• THE PROBLEM:
Each line that follows is to be retyped exactly.

Lines of data:

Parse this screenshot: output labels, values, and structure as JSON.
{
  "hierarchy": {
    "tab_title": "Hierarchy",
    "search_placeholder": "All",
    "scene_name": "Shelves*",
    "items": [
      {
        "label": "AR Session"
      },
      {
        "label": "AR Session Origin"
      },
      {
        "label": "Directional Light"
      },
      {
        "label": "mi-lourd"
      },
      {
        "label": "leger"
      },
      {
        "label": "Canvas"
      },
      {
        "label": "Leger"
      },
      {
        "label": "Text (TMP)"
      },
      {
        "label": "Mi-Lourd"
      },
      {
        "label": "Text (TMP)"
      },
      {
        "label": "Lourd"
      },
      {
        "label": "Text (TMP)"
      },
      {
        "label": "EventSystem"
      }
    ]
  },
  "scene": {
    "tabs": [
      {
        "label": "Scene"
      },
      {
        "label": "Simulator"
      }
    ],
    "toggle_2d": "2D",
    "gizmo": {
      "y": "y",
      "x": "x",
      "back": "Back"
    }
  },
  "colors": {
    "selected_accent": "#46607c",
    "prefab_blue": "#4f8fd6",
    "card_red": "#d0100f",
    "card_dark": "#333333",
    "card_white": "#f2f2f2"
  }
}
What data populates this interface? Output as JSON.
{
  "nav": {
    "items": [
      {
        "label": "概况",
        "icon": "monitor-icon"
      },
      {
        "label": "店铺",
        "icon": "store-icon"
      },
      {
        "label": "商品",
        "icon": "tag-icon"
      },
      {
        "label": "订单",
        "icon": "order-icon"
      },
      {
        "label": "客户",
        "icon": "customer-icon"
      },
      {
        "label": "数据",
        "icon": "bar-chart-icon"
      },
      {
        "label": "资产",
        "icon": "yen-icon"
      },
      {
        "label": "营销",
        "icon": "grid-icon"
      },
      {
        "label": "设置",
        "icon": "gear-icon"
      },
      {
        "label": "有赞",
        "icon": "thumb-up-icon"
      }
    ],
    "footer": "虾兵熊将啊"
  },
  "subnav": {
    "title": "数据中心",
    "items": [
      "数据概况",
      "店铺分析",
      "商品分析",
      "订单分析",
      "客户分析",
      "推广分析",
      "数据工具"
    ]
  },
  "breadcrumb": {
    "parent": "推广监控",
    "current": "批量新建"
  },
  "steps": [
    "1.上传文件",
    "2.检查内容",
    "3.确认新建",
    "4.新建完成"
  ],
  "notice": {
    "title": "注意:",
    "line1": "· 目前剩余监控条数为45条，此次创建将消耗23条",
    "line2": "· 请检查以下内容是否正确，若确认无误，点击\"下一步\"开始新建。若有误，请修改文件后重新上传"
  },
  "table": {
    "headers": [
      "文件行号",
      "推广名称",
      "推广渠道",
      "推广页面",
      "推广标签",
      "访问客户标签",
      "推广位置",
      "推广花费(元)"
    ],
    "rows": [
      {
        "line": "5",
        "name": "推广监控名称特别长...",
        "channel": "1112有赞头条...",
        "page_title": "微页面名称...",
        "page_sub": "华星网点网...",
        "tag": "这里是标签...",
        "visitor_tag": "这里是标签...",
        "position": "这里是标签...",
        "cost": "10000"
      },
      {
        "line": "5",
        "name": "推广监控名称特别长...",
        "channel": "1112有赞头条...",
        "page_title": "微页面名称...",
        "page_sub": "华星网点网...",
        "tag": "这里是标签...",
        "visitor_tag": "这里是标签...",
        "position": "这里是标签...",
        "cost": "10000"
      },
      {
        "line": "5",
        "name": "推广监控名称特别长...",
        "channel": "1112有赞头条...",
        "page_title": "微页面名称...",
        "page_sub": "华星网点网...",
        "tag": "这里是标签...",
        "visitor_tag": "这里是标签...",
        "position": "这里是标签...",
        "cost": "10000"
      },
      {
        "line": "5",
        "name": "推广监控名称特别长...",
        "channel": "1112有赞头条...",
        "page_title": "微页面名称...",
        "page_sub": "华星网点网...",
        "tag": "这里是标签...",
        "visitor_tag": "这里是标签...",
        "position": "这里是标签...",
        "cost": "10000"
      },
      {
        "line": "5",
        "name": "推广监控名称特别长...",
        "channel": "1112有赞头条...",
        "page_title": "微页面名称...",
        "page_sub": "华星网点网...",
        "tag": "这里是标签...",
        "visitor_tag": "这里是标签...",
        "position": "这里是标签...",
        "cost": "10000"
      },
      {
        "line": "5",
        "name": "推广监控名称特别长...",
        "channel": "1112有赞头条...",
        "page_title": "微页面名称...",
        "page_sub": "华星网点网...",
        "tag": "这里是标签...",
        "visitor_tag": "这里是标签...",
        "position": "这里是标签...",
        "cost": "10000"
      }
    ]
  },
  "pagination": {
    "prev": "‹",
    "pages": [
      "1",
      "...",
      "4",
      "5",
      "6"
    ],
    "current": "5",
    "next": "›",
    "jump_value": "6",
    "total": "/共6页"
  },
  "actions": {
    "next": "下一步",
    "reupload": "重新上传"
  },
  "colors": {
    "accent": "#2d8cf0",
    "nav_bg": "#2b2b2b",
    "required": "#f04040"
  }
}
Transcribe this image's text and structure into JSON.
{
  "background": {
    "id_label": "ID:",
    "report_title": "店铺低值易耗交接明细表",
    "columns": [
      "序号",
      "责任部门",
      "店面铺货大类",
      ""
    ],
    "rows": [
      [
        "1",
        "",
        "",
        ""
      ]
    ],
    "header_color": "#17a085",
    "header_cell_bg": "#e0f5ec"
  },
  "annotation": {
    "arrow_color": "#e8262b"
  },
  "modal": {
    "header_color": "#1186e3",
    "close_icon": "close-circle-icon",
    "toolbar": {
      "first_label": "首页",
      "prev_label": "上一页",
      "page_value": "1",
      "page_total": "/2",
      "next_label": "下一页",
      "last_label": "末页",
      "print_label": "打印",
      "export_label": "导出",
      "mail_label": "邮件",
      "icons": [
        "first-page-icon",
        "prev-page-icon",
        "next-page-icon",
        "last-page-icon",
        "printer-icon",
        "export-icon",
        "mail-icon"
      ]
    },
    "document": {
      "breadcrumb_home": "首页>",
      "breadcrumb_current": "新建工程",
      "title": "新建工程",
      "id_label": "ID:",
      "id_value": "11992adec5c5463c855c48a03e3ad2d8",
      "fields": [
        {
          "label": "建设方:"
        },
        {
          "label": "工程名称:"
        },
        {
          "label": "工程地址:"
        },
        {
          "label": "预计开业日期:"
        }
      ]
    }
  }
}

• COMPLETE OUTPUT:
Parse this screenshot: output labels, values, and structure as JSON.
{
  "hierarchy": {
    "tab_title": "Hierarchy",
    "search_placeholder": "All",
    "scene_name": "Shelves*",
    "items": [
      {
        "label": "AR Session"
      },
      {
        "label": "AR Session Origin"
      },
      {
        "label": "Directional Light"
      },
      {
        "label": "mi-lourd"
      },
      {
        "label": "leger"
      },
      {
        "label": "Canvas"
      },
      {
        "label": "Leger"
      },
      {
        "label": "Text (TMP)"
      },
      {
        "label": "Mi-Lourd"
      },
      {
        "label": "Text (TMP)"
      },
      {
        "label": "Lourd"
      },
      {
        "label": "Text (TMP)"
      },
      {
        "label": "EventSystem"
      }
    ]
  },
  "scene": {
    "tabs": [
      {
        "label": "Scene"
      },
      {
        "label": "Simulator"
      }
    ],
    "toggle_2d": "2D",
    "gizmo": {
      "y": "y",
      "x": "x",
      "back": "Back"
    }
  },
  "colors": {
    "selected_accent": "#46607c",
    "prefab_blue": "#4f8fd6",
    "card_red": "#d0100f",
    "card_dark": "#333333",
    "card_white": "#f2f2f2"
  }
}
What data populates this interface? Output as JSON.
{
  "nav": {
    "items": [
      {
        "label": "概况",
        "icon": "monitor-icon"
      },
      {
        "label": "店铺",
        "icon": "store-icon"
      },
      {
        "label": "商品",
        "icon": "tag-icon"
      },
      {
        "label": "订单",
        "icon": "order-icon"
      },
      {
        "label": "客户",
        "icon": "customer-icon"
      },
      {
        "label": "数据",
        "icon": "bar-chart-icon"
      },
      {
        "label": "资产",
        "icon": "yen-icon"
      },
      {
        "label": "营销",
        "icon": "grid-icon"
      },
      {
        "label": "设置",
        "icon": "gear-icon"
      },
      {
        "label": "有赞",
        "icon": "thumb-up-icon"
      }
    ],
    "footer": "虾兵熊将啊"
  },
  "subnav": {
    "title": "数据中心",
    "items": [
      "数据概况",
      "店铺分析",
      "商品分析",
      "订单分析",
      "客户分析",
      "推广分析",
      "数据工具"
    ]
  },
  "breadcrumb": {
    "parent": "推广监控",
    "current": "批量新建"
  },
  "steps": [
    "1.上传文件",
    "2.检查内容",
    "3.确认新建",
    "4.新建完成"
  ],
  "notice": {
    "title": "注意:",
    "line1": "· 目前剩余监控条数为45条，此次创建将消耗23条",
    "line2": "· 请检查以下内容是否正确，若确认无误，点击\"下一步\"开始新建。若有误，请修改文件后重新上传"
  },
  "table": {
    "headers": [
      "文件行号",
      "推广名称",
      "推广渠道",
      "推广页面",
      "推广标签",
      "访问客户标签",
      "推广位置",
      "推广花费(元)"
    ],
    "rows": [
      {
        "line": "5",
        "name": "推广监控名称特别长...",
        "channel": "1112有赞头条...",
        "page_title": "微页面名称...",
        "page_sub": "华星网点网...",
        "tag": "这里是标签...",
        "visitor_tag": "这里是标签...",
        "position": "这里是标签...",
        "cost": "10000"
      },
      {
        "line": "5",
        "name": "推广监控名称特别长...",
        "channel": "1112有赞头条...",
        "page_title": "微页面名称...",
        "page_sub": "华星网点网...",
        "tag": "这里是标签...",
        "visitor_tag": "这里是标签...",
        "position": "这里是标签...",
        "cost": "10000"
      },
      {
        "line": "5",
        "name": "推广监控名称特别长...",
        "channel": "1112有赞头条...",
        "page_title": "微页面名称...",
        "page_sub": "华星网点网...",
        "tag": "这里是标签...",
        "visitor_tag": "这里是标签...",
        "position": "这里是标签...",
        "cost": "10000"
      },
      {
        "line": "5",
        "name": "推广监控名称特别长...",
        "channel": "1112有赞头条...",
        "page_title": "微页面名称...",
        "page_sub": "华星网点网...",
        "tag": "这里是标签...",
        "visitor_tag": "这里是标签...",
        "position": "这里是标签...",
        "cost": "10000"
      },
      {
        "line": "5",
        "name": "推广监控名称特别长...",
        "channel": "1112有赞头条...",
        "page_title": "微页面名称...",
        "page_sub": "华星网点网...",
        "tag": "这里是标签...",
        "visitor_tag": "这里是标签...",
        "position": "这里是标签...",
        "cost": "10000"
      },
      {
        "line": "5",
        "name": "推广监控名称特别长...",
        "channel": "1112有赞头条...",
        "page_title": "微页面名称...",
        "page_sub": "华星网点网...",
        "tag": "这里是标签...",
        "visitor_tag": "这里是标签...",
        "position": "这里是标签...",
        "cost": "10000"
      }
    ]
  },
  "pagination": {
    "prev": "‹",
    "pages": [
      "1",
      "...",
      "4",
      "5",
      "6"
    ],
    "current": "5",
    "next": "›",
    "jump_value": "6",
    "total": "/共6页"
  },
  "actions": {
    "next": "下一步",
    "reupload": "重新上传"
  },
  "colors": {
    "accent": "#2d8cf0",
    "nav_bg": "#2b2b2b",
    "required": "#f04040"
  }
}
Transcribe this image's text and structure into JSON.
{
  "background": {
    "id_label": "ID:",
    "report_title": "店铺低值易耗交接明细表",
    "columns": [
      "序号",
      "责任部门",
      "店面铺货大类",
      ""
    ],
    "rows": [
      [
        "1",
        "",
        "",
        ""
      ]
    ],
    "header_color": "#17a085",
    "header_cell_bg": "#e0f5ec"
  },
  "annotation": {
    "arrow_color": "#e8262b"
  },
  "modal": {
    "header_color": "#1186e3",
    "close_icon": "close-circle-icon",
    "toolbar": {
      "first_label": "首页",
      "prev_label": "上一页",
      "page_value": "1",
      "page_total": "/2",
      "next_label": "下一页",
      "last_label": "末页",
      "print_label": "打印",
      "export_label": "导出",
      "mail_label": "邮件",
      "icons": [
        "first-page-icon",
        "prev-page-icon",
        "next-page-icon",
        "last-page-icon",
        "printer-icon",
        "export-icon",
        "mail-icon"
      ]
    },
    "document": {
      "breadcrumb_home": "首页>",
      "breadcrumb_current": "新建工程",
      "title": "新建工程",
      "id_label": "ID:",
      "id_value": "11992adec5c5463c855c48a03e3ad2d8",
      "fields": [
        {
          "label": "建设方:"
        },
        {
          "label": "工程名称:"
        },
        {
          "label": "工程地址:"
        },
        {
          "label": "预计开业日期:"
        }
      ]
    }
  }
}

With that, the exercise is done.